### Exercise objective
Print the records again, character for character.

-- Begin Record set --

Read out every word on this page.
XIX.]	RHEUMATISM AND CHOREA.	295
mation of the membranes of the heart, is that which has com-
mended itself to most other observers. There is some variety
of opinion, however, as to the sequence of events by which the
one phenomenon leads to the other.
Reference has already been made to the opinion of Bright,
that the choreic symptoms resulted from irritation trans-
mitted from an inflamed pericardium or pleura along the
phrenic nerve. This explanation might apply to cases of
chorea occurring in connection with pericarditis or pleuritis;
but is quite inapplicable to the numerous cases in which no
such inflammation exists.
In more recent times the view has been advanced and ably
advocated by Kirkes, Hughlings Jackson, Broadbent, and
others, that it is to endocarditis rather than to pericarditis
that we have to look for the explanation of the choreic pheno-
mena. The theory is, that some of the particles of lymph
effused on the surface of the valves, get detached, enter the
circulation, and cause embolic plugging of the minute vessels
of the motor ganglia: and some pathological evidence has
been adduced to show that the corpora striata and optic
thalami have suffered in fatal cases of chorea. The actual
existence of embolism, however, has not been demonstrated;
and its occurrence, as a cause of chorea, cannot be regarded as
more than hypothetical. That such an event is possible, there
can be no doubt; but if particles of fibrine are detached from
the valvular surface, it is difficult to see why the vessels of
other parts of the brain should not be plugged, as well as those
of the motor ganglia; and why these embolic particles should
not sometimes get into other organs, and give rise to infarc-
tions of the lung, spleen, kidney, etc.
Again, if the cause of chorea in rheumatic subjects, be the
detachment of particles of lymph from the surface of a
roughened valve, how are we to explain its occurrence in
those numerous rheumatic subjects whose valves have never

-- End Record set --

### Output for this exercise
Read out every word on this page.
XIX.]	RHEUMATISM AND CHOREA.	295
mation of the membranes of the heart, is that which has com-
mended itself to most other observers. There is some variety
of opinion, however, as to the sequence of events by which the
one phenomenon leads to the other.
Reference has already been made to the opinion of Bright,
that the choreic symptoms resulted from irritation trans-
mitted from an inflamed pericardium or pleura along the
phrenic nerve. This explanation might apply to cases of
chorea occurring in connection with pericarditis or pleuritis;
but is quite inapplicable to the numerous cases in which no
such inflammation exists.
In more recent times the view has been advanced and ably
advocated by Kirkes, Hughlings Jackson, Broadbent, and
others, that it is to endocarditis rather than to pericarditis
that we have to look for the explanation of the choreic pheno-
mena. The theory is, that some of the particles of lymph
effused on the surface of the valves, get detached, enter the
circulation, and cause embolic plugging of the minute vessels
of the motor ganglia: and some pathological evidence has
been adduced to show that the corpora striata and optic
thalami have suffered in fatal cases of chorea. The actual
existence of embolism, however, has not been demonstrated;
and its occurrence, as a cause of chorea, cannot be regarded as
more than hypothetical. That such an event is possible, there
can be no doubt; but if particles of fibrine are detached from
the valvular surface, it is difficult to see why the vessels of
other parts of the brain should not be plugged, as well as those
of the motor ganglia; and why these embolic particles should
not sometimes get into other organs, and give rise to infarc-
tions of the lung, spleen, kidney, etc.
Again, if the cause of chorea in rheumatic subjects, be the
detachment of particles of lymph from the surface of a
roughened valve, how are we to explain its occurrence in
those numerous rheumatic subjects whose valves have never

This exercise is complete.